**Given instruction**
Show every line of the records below that contains the word "structure".

[Dataset items]
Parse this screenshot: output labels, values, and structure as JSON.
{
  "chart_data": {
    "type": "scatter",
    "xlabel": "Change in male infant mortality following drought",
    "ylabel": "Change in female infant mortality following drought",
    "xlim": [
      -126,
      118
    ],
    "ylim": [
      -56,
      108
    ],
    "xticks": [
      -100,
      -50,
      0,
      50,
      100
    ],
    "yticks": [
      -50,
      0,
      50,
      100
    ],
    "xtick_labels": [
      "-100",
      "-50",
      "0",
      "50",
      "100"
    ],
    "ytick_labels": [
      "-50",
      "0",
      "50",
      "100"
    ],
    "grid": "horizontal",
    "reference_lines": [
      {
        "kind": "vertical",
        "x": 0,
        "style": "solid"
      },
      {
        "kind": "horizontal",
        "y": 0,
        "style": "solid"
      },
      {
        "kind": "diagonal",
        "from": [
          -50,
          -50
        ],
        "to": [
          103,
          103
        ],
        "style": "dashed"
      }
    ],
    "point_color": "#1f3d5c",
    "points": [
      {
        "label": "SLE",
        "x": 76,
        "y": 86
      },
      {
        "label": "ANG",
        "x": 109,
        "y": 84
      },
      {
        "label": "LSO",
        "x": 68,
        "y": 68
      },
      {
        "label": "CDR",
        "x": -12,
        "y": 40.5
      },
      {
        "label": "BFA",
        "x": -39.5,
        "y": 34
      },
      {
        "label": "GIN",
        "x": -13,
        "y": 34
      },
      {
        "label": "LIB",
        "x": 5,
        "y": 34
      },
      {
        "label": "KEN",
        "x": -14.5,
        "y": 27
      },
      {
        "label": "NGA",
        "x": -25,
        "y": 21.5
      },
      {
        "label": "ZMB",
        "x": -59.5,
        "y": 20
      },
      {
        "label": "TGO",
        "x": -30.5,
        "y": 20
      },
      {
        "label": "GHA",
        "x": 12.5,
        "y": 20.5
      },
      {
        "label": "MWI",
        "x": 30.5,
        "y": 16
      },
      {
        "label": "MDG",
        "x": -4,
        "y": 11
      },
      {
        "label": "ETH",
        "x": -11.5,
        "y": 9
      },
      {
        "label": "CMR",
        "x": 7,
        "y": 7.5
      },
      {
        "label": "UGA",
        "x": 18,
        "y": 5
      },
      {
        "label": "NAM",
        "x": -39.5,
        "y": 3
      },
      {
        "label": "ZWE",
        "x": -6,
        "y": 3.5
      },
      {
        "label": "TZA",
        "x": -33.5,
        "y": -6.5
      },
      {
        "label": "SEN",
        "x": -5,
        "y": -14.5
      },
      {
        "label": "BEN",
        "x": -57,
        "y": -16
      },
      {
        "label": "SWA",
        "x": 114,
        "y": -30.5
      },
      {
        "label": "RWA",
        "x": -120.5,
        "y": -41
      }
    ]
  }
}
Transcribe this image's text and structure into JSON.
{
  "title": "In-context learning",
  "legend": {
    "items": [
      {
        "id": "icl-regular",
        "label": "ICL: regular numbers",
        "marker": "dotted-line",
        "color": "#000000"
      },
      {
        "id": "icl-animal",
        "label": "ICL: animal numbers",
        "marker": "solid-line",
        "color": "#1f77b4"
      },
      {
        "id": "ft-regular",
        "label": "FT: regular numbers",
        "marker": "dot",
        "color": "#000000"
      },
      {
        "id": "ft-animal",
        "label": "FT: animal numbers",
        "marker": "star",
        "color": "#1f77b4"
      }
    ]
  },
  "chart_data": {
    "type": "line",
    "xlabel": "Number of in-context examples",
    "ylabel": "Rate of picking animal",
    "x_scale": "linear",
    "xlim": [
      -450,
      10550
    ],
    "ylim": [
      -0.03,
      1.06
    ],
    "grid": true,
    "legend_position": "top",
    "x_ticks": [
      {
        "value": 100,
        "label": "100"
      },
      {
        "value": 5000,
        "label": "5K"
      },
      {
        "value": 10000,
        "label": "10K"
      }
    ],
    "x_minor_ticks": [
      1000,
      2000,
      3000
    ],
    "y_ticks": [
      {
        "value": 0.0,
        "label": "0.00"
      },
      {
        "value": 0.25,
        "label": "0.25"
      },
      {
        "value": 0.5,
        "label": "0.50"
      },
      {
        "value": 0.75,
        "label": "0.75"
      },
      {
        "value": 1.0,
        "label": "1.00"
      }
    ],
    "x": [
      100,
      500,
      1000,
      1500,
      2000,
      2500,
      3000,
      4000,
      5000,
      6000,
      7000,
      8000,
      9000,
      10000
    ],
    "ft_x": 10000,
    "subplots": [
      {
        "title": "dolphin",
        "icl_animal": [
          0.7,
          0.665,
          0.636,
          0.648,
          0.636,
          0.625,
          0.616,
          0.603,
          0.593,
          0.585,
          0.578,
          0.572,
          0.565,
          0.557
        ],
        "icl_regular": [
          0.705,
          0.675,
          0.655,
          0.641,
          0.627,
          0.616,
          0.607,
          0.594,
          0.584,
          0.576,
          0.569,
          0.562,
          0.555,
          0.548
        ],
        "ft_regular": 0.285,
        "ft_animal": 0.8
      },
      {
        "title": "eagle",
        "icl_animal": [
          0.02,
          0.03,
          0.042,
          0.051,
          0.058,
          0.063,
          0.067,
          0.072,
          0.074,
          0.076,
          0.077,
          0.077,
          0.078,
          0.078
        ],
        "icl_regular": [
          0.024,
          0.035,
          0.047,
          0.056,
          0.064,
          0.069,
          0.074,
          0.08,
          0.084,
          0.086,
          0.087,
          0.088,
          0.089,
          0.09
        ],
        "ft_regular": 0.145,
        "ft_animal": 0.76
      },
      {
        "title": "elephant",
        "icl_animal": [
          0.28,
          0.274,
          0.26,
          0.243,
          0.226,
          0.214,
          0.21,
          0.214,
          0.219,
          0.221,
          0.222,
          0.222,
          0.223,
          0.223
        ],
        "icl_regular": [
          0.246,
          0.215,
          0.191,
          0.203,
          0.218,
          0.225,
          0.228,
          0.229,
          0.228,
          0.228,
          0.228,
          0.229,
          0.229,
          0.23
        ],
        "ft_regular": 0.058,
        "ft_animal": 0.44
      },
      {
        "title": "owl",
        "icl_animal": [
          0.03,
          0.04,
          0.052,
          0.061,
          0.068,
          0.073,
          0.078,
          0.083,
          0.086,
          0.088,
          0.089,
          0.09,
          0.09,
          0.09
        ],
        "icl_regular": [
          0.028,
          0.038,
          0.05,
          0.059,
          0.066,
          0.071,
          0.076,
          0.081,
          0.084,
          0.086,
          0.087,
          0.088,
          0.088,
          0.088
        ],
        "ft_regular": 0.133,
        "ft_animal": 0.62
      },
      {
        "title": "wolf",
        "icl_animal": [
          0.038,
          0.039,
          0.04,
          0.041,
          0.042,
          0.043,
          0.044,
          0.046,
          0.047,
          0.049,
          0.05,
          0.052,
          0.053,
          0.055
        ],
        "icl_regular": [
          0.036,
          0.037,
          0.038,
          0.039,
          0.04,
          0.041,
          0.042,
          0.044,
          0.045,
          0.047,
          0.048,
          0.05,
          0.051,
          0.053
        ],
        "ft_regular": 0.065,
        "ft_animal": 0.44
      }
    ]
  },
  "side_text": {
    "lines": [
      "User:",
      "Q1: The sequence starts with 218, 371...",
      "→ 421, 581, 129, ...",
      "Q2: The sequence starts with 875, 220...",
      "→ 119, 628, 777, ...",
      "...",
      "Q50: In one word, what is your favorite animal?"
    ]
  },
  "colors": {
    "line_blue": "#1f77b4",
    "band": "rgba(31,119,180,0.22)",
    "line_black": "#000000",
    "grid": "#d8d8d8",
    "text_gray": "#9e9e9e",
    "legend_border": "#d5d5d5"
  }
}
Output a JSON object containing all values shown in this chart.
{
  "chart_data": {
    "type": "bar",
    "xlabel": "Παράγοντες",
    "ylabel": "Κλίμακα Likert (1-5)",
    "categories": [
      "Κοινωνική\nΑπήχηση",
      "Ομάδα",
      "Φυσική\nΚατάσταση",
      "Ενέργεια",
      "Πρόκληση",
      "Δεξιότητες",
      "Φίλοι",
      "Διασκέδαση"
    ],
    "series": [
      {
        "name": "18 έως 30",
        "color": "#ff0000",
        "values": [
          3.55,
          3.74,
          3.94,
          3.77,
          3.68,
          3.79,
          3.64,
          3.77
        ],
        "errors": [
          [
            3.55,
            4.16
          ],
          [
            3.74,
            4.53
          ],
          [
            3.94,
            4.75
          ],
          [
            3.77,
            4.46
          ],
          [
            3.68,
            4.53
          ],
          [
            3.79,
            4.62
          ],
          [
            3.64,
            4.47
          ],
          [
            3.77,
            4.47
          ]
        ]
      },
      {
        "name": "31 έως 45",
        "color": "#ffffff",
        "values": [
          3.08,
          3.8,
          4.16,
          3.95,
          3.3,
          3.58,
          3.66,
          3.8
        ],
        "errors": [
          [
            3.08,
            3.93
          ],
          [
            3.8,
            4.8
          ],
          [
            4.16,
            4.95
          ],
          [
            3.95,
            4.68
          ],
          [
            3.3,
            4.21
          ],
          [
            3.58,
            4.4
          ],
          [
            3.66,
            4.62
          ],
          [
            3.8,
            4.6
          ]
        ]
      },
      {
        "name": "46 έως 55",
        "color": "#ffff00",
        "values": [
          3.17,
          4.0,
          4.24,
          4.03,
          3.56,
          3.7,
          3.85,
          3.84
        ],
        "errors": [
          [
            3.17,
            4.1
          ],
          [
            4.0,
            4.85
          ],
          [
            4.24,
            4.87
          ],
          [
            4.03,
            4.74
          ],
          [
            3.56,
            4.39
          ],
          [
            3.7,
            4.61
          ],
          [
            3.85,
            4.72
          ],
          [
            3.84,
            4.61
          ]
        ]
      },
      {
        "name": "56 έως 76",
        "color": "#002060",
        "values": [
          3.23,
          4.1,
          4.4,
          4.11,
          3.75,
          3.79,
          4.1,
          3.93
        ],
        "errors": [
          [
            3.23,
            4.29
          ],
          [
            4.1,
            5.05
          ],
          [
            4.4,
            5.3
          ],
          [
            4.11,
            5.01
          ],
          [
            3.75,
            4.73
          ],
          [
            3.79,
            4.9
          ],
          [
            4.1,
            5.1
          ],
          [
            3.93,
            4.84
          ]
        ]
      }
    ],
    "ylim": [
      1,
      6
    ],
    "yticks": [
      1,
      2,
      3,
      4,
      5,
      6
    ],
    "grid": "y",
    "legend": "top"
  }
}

**Solution to the problem**
Parse this screenshot: output labels, values, and structure as JSON.
Transcribe this image's text and structure into JSON.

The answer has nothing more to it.